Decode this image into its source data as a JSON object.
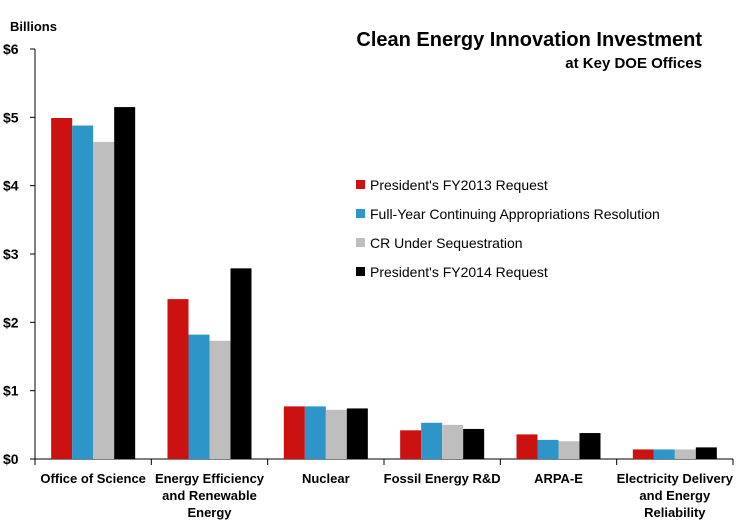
{
  "chart_data": {
    "type": "bar",
    "title": "Clean Energy Innovation Investment",
    "subtitle": "at Key DOE Offices",
    "ylabel": "Billions",
    "xlabel": "",
    "ylim": [
      0,
      6
    ],
    "yticks": [
      "$0",
      "$1",
      "$2",
      "$3",
      "$4",
      "$5",
      "$6"
    ],
    "grid": false,
    "legend_position": "center-right",
    "categories": [
      [
        "Office of Science"
      ],
      [
        "Energy Efficiency",
        "and Renewable",
        "Energy"
      ],
      [
        "Nuclear"
      ],
      [
        "Fossil Energy R&D"
      ],
      [
        "ARPA-E"
      ],
      [
        "Electricity Delivery",
        "and Energy",
        "Reliability"
      ]
    ],
    "series": [
      {
        "name": "President's FY2013 Request",
        "color": "#cc1111",
        "values": [
          4.99,
          2.34,
          0.77,
          0.42,
          0.36,
          0.14
        ]
      },
      {
        "name": "Full-Year Continuing Appropriations Resolution",
        "color": "#2e95c8",
        "values": [
          4.88,
          1.82,
          0.77,
          0.53,
          0.28,
          0.14
        ]
      },
      {
        "name": "CR Under Sequestration",
        "color": "#bebebe",
        "values": [
          4.64,
          1.73,
          0.72,
          0.5,
          0.26,
          0.14
        ]
      },
      {
        "name": "President's FY2014 Request",
        "color": "#000000",
        "values": [
          5.15,
          2.79,
          0.74,
          0.44,
          0.38,
          0.17
        ]
      }
    ]
  }
}
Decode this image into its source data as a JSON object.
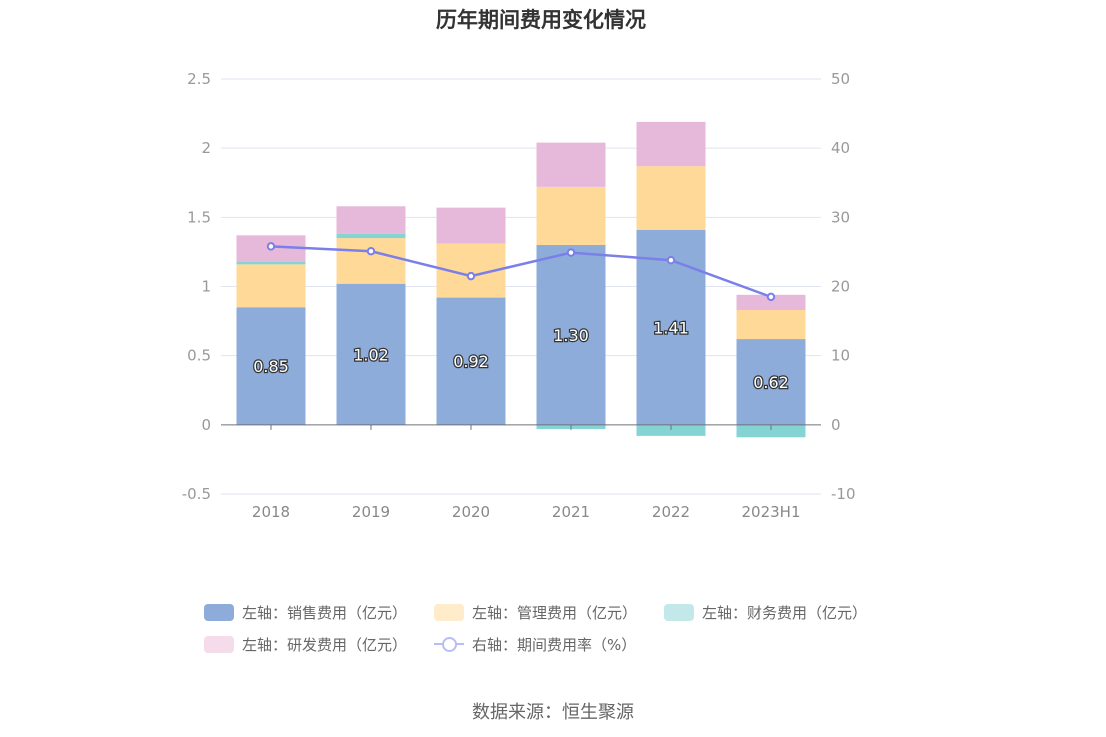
{
  "title": "历年期间费用变化情况",
  "source": "数据来源：恒生聚源",
  "chart_data": {
    "type": "bar",
    "stacked": true,
    "categories": [
      "2018",
      "2019",
      "2020",
      "2021",
      "2022",
      "2023H1"
    ],
    "left_axis": {
      "ticks": [
        "2.5",
        "2",
        "1.5",
        "1",
        "0.5",
        "0",
        "-0.5"
      ],
      "ylim": [
        -0.5,
        2.5
      ]
    },
    "right_axis": {
      "ticks": [
        "50",
        "40",
        "30",
        "20",
        "10",
        "0",
        "-10"
      ],
      "ylim": [
        -10,
        50
      ]
    },
    "grid": true,
    "legend_position": "bottom",
    "series": [
      {
        "name": "左轴：销售费用（亿元）",
        "axis": "left",
        "color": "#8eacd9",
        "values": [
          0.85,
          1.02,
          0.92,
          1.3,
          1.41,
          0.62
        ],
        "labels": [
          "0.85",
          "1.02",
          "0.92",
          "1.30",
          "1.41",
          "0.62"
        ]
      },
      {
        "name": "左轴：管理费用（亿元）",
        "axis": "left",
        "color": "#fed998",
        "values": [
          0.31,
          0.33,
          0.39,
          0.42,
          0.46,
          0.21
        ]
      },
      {
        "name": "左轴：财务费用（亿元）",
        "axis": "left",
        "color": "#85d4d4",
        "values": [
          0.02,
          0.03,
          0.0,
          -0.03,
          -0.08,
          -0.09
        ]
      },
      {
        "name": "左轴：研发费用（亿元）",
        "axis": "left",
        "color": "#e6b9da",
        "values": [
          0.19,
          0.2,
          0.26,
          0.32,
          0.32,
          0.11
        ]
      },
      {
        "name": "右轴：期间费用率（%）",
        "axis": "right",
        "type": "line",
        "color": "#7b7fe8",
        "values": [
          25.8,
          25.1,
          21.5,
          24.9,
          23.8,
          18.5
        ]
      }
    ],
    "legend_colors": [
      "#8eacd9",
      "#ffeccb",
      "#c2e8ea",
      "#f5dcea",
      "#b9bdf5"
    ]
  }
}
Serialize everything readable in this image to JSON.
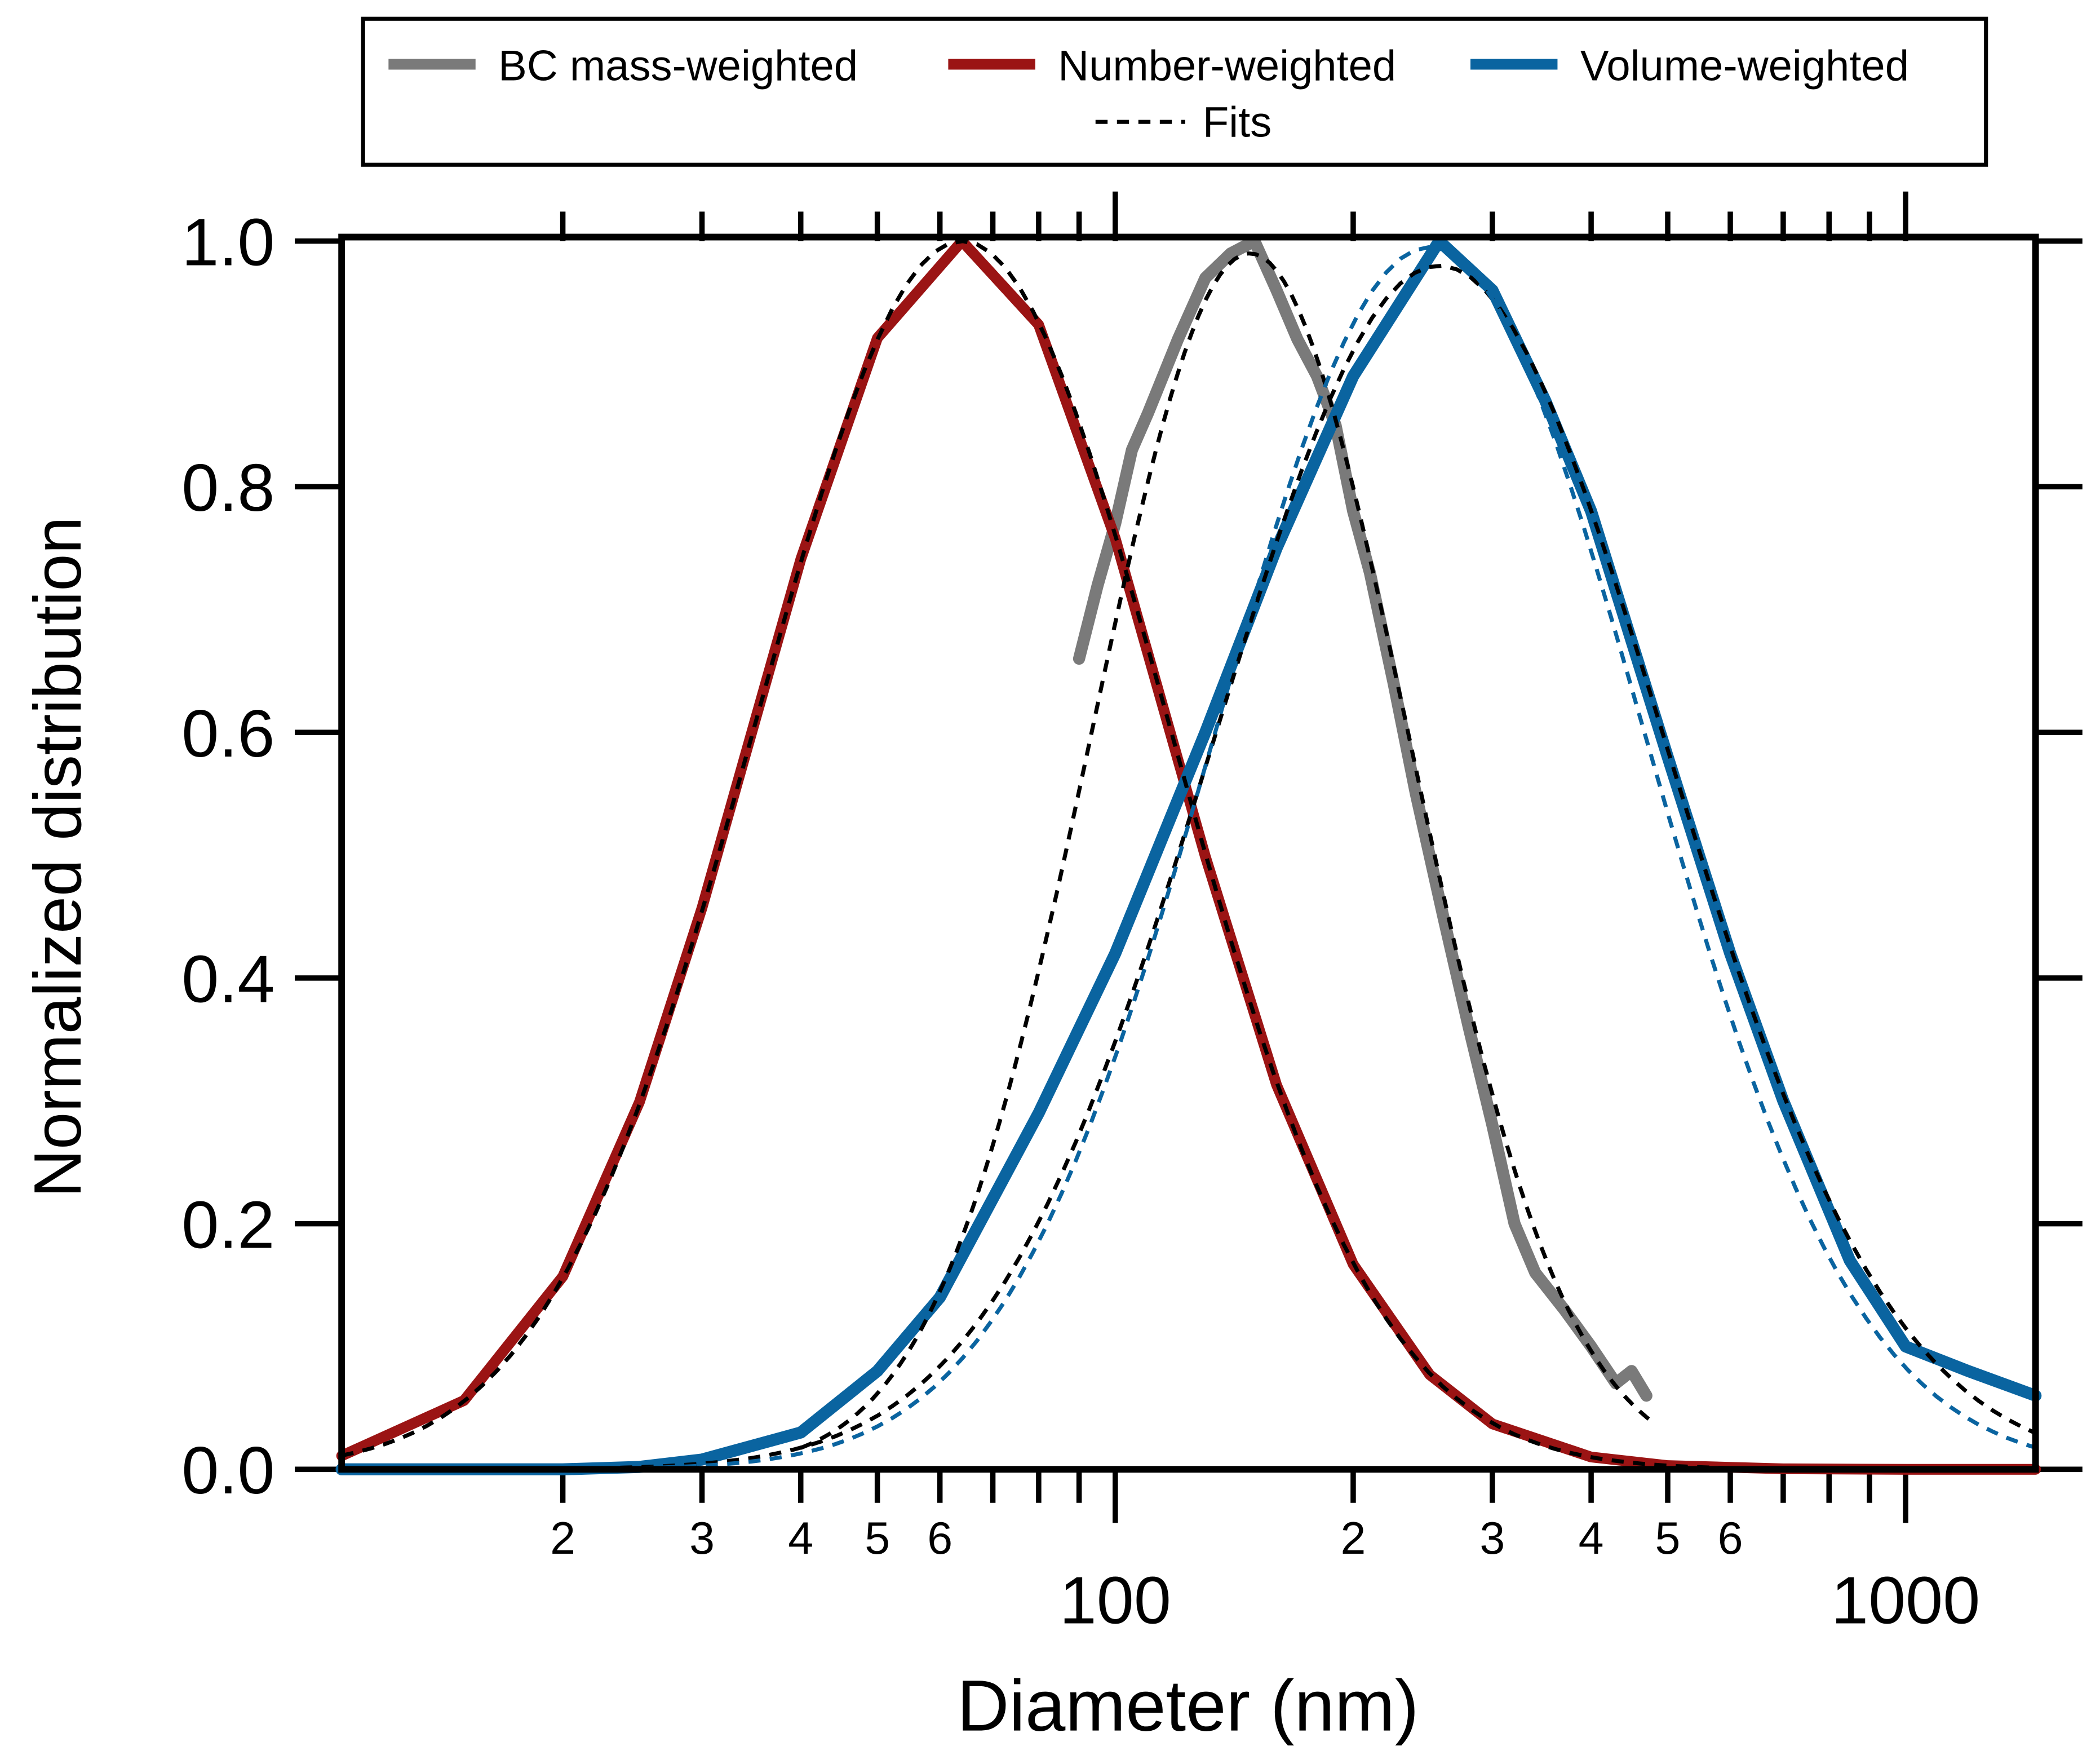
{
  "chart_data": {
    "type": "line",
    "title": "",
    "xlabel": "Diameter (nm)",
    "ylabel": "Normalized distribution",
    "xscale": "log",
    "xlim": [
      10.5,
      1460
    ],
    "ylim": [
      0,
      1.0
    ],
    "yticks": [
      "0.0",
      "0.2",
      "0.4",
      "0.6",
      "0.8",
      "1.0"
    ],
    "xticks_major": [
      "100",
      "1000"
    ],
    "xticks_minor_labels": [
      "2",
      "3",
      "4",
      "5",
      "6"
    ],
    "legend": {
      "placement": "top-outside",
      "entries": [
        "BC mass-weighted",
        "Number-weighted",
        "Volume-weighted",
        "Fits"
      ]
    },
    "colors": {
      "bc": "#7a7a7a",
      "number": "#9b1414",
      "volume": "#0a64a0",
      "fit": "#000000",
      "volume_fit": "#0a64a0"
    },
    "series": [
      {
        "name": "BC mass-weighted",
        "x": [
          90,
          95,
          100,
          105,
          110,
          120,
          130,
          140,
          150,
          160,
          170,
          180,
          190,
          200,
          210,
          225,
          240,
          260,
          280,
          300,
          320,
          340,
          370,
          400,
          430,
          450,
          470
        ],
        "y": [
          0.66,
          0.72,
          0.77,
          0.83,
          0.86,
          0.92,
          0.97,
          0.99,
          1.0,
          0.96,
          0.92,
          0.89,
          0.85,
          0.78,
          0.73,
          0.64,
          0.55,
          0.45,
          0.36,
          0.28,
          0.2,
          0.16,
          0.13,
          0.1,
          0.07,
          0.08,
          0.06
        ]
      },
      {
        "name": "Number-weighted",
        "x": [
          10.5,
          15,
          20,
          25,
          30,
          40,
          50,
          64,
          80,
          100,
          130,
          160,
          200,
          250,
          300,
          400,
          500,
          700,
          1000,
          1460
        ],
        "y": [
          0.011,
          0.056,
          0.157,
          0.299,
          0.457,
          0.741,
          0.921,
          1.0,
          0.932,
          0.758,
          0.499,
          0.313,
          0.167,
          0.077,
          0.037,
          0.01,
          0.003,
          0.0004,
          0,
          0
        ]
      },
      {
        "name": "Volume-weighted",
        "x": [
          10.5,
          20,
          25,
          30,
          40,
          50,
          60,
          80,
          100,
          130,
          160,
          200,
          257,
          300,
          350,
          400,
          500,
          600,
          700,
          850,
          1000,
          1200,
          1460
        ],
        "y": [
          0,
          0,
          0.002,
          0.008,
          0.03,
          0.08,
          0.14,
          0.29,
          0.42,
          0.6,
          0.75,
          0.89,
          1.0,
          0.96,
          0.87,
          0.78,
          0.58,
          0.42,
          0.3,
          0.17,
          0.1,
          0.08,
          0.06
        ]
      }
    ],
    "fits": [
      {
        "name": "BC mass-weighted fit",
        "kind": "lognormal",
        "mode_nm": 148,
        "sigma_log10": 0.2,
        "peak": 0.99,
        "xrange": [
          40,
          480
        ],
        "color_key": "fit"
      },
      {
        "name": "Number-weighted fit",
        "kind": "lognormal",
        "mode_nm": 64,
        "sigma_log10": 0.262,
        "peak": 1.0,
        "xrange": [
          10.5,
          1460
        ],
        "color_key": "fit"
      },
      {
        "name": "Volume-weighted fit",
        "kind": "lognormal",
        "mode_nm": 257,
        "sigma_log10": 0.285,
        "peak": 0.98,
        "xrange": [
          10.5,
          1460
        ],
        "color_key": "fit"
      },
      {
        "name": "Volume-weighted fit (blue)",
        "kind": "lognormal",
        "mode_nm": 250,
        "sigma_log10": 0.27,
        "peak": 0.995,
        "xrange": [
          10.5,
          1460
        ],
        "color_key": "volume_fit"
      }
    ]
  }
}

◇ ◇ ◇

Your instructions: Every record above should come back exactly, but without its pictures.

Result of this task:
Decode this image into its source data as a JSON object.
{
  "chart_data": {
    "type": "bar",
    "title": "Clean Energy Innovation Investment",
    "subtitle": "at Key DOE Offices",
    "ylabel": "Billions",
    "xlabel": "",
    "ylim": [
      0,
      6
    ],
    "yticks": [
      "$0",
      "$1",
      "$2",
      "$3",
      "$4",
      "$5",
      "$6"
    ],
    "grid": false,
    "legend_position": "center-right",
    "categories": [
      [
        "Office of Science"
      ],
      [
        "Energy Efficiency",
        "and Renewable",
        "Energy"
      ],
      [
        "Nuclear"
      ],
      [
        "Fossil Energy R&D"
      ],
      [
        "ARPA-E"
      ],
      [
        "Electricity Delivery",
        "and Energy",
        "Reliability"
      ]
    ],
    "series": [
      {
        "name": "President's FY2013 Request",
        "color": "#cc1111",
        "values": [
          4.99,
          2.34,
          0.77,
          0.42,
          0.36,
          0.14
        ]
      },
      {
        "name": "Full-Year Continuing Appropriations Resolution",
        "color": "#2e95c8",
        "values": [
          4.88,
          1.82,
          0.77,
          0.53,
          0.28,
          0.14
        ]
      },
      {
        "name": "CR Under Sequestration",
        "color": "#bebebe",
        "values": [
          4.64,
          1.73,
          0.72,
          0.5,
          0.26,
          0.14
        ]
      },
      {
        "name": "President's FY2014 Request",
        "color": "#000000",
        "values": [
          5.15,
          2.79,
          0.74,
          0.44,
          0.38,
          0.17
        ]
      }
    ]
  }
}
Decode this image into its source data as a JSON object.
{
  "title": "历年期间费用变化情况",
  "source": "数据来源：恒生聚源",
  "chart_data": {
    "type": "bar",
    "stacked": true,
    "categories": [
      "2018",
      "2019",
      "2020",
      "2021",
      "2022",
      "2023H1"
    ],
    "left_axis": {
      "ticks": [
        "2.5",
        "2",
        "1.5",
        "1",
        "0.5",
        "0",
        "-0.5"
      ],
      "ylim": [
        -0.5,
        2.5
      ]
    },
    "right_axis": {
      "ticks": [
        "50",
        "40",
        "30",
        "20",
        "10",
        "0",
        "-10"
      ],
      "ylim": [
        -10,
        50
      ]
    },
    "grid": true,
    "legend_position": "bottom",
    "series": [
      {
        "name": "左轴：销售费用（亿元）",
        "axis": "left",
        "color": "#8eacd9",
        "values": [
          0.85,
          1.02,
          0.92,
          1.3,
          1.41,
          0.62
        ],
        "labels": [
          "0.85",
          "1.02",
          "0.92",
          "1.30",
          "1.41",
          "0.62"
        ]
      },
      {
        "name": "左轴：管理费用（亿元）",
        "axis": "left",
        "color": "#fed998",
        "values": [
          0.31,
          0.33,
          0.39,
          0.42,
          0.46,
          0.21
        ]
      },
      {
        "name": "左轴：财务费用（亿元）",
        "axis": "left",
        "color": "#85d4d4",
        "values": [
          0.02,
          0.03,
          0.0,
          -0.03,
          -0.08,
          -0.09
        ]
      },
      {
        "name": "左轴：研发费用（亿元）",
        "axis": "left",
        "color": "#e6b9da",
        "values": [
          0.19,
          0.2,
          0.26,
          0.32,
          0.32,
          0.11
        ]
      },
      {
        "name": "右轴：期间费用率（%）",
        "axis": "right",
        "type": "line",
        "color": "#7b7fe8",
        "values": [
          25.8,
          25.1,
          21.5,
          24.9,
          23.8,
          18.5
        ]
      }
    ],
    "legend_colors": [
      "#8eacd9",
      "#ffeccb",
      "#c2e8ea",
      "#f5dcea",
      "#b9bdf5"
    ]
  }
}
Serialize everything readable in this image to JSON.
{
  "chart_data": {
    "type": "line",
    "title": "",
    "xlabel": "Diameter (nm)",
    "ylabel": "Normalized distribution",
    "xscale": "log",
    "xlim": [
      10.5,
      1460
    ],
    "ylim": [
      0,
      1.0
    ],
    "yticks": [
      "0.0",
      "0.2",
      "0.4",
      "0.6",
      "0.8",
      "1.0"
    ],
    "xticks_major": [
      "100",
      "1000"
    ],
    "xticks_minor_labels": [
      "2",
      "3",
      "4",
      "5",
      "6"
    ],
    "legend": {
      "placement": "top-outside",
      "entries": [
        "BC mass-weighted",
        "Number-weighted",
        "Volume-weighted",
        "Fits"
      ]
    },
    "colors": {
      "bc": "#7a7a7a",
      "number": "#9b1414",
      "volume": "#0a64a0",
      "fit": "#000000",
      "volume_fit": "#0a64a0"
    },
    "series": [
      {
        "name": "BC mass-weighted",
        "x": [
          90,
          95,
          100,
          105,
          110,
          120,
          130,
          140,
          150,
          160,
          170,
          180,
          190,
          200,
          210,
          225,
          240,
          260,
          280,
          300,
          320,
          340,
          370,
          400,
          430,
          450,
          470
        ],
        "y": [
          0.66,
          0.72,
          0.77,
          0.83,
          0.86,
          0.92,
          0.97,
          0.99,
          1.0,
          0.96,
          0.92,
          0.89,
          0.85,
          0.78,
          0.73,
          0.64,
          0.55,
          0.45,
          0.36,
          0.28,
          0.2,
          0.16,
          0.13,
          0.1,
          0.07,
          0.08,
          0.06
        ]
      },
      {
        "name": "Number-weighted",
        "x": [
          10.5,
          15,
          20,
          25,
          30,
          40,
          50,
          64,
          80,
          100,
          130,
          160,
          200,
          250,
          300,
          400,
          500,
          700,
          1000,
          1460
        ],
        "y": [
          0.011,
          0.056,
          0.157,
          0.299,
          0.457,
          0.741,
          0.921,
          1.0,
          0.932,
          0.758,
          0.499,
          0.313,
          0.167,
          0.077,
          0.037,
          0.01,
          0.003,
          0.0004,
          0,
          0
        ]
      },
      {
        "name": "Volume-weighted",
        "x": [
          10.5,
          20,
          25,
          30,
          40,
          50,
          60,
          80,
          100,
          130,
          160,
          200,
          257,
          300,
          350,
          400,
          500,
          600,
          700,
          850,
          1000,
          1200,
          1460
        ],
        "y": [
          0,
          0,
          0.002,
          0.008,
          0.03,
          0.08,
          0.14,
          0.29,
          0.42,
          0.6,
          0.75,
          0.89,
          1.0,
          0.96,
          0.87,
          0.78,
          0.58,
          0.42,
          0.3,
          0.17,
          0.1,
          0.08,
          0.06
        ]
      }
    ],
    "fits": [
      {
        "name": "BC mass-weighted fit",
        "kind": "lognormal",
        "mode_nm": 148,
        "sigma_log10": 0.2,
        "peak": 0.99,
        "xrange": [
          40,
          480
        ],
        "color_key": "fit"
      },
      {
        "name": "Number-weighted fit",
        "kind": "lognormal",
        "mode_nm": 64,
        "sigma_log10": 0.262,
        "peak": 1.0,
        "xrange": [
          10.5,
          1460
        ],
        "color_key": "fit"
      },
      {
        "name": "Volume-weighted fit",
        "kind": "lognormal",
        "mode_nm": 257,
        "sigma_log10": 0.285,
        "peak": 0.98,
        "xrange": [
          10.5,
          1460
        ],
        "color_key": "fit"
      },
      {
        "name": "Volume-weighted fit (blue)",
        "kind": "lognormal",
        "mode_nm": 250,
        "sigma_log10": 0.27,
        "peak": 0.995,
        "xrange": [
          10.5,
          1460
        ],
        "color_key": "volume_fit"
      }
    ]
  }
}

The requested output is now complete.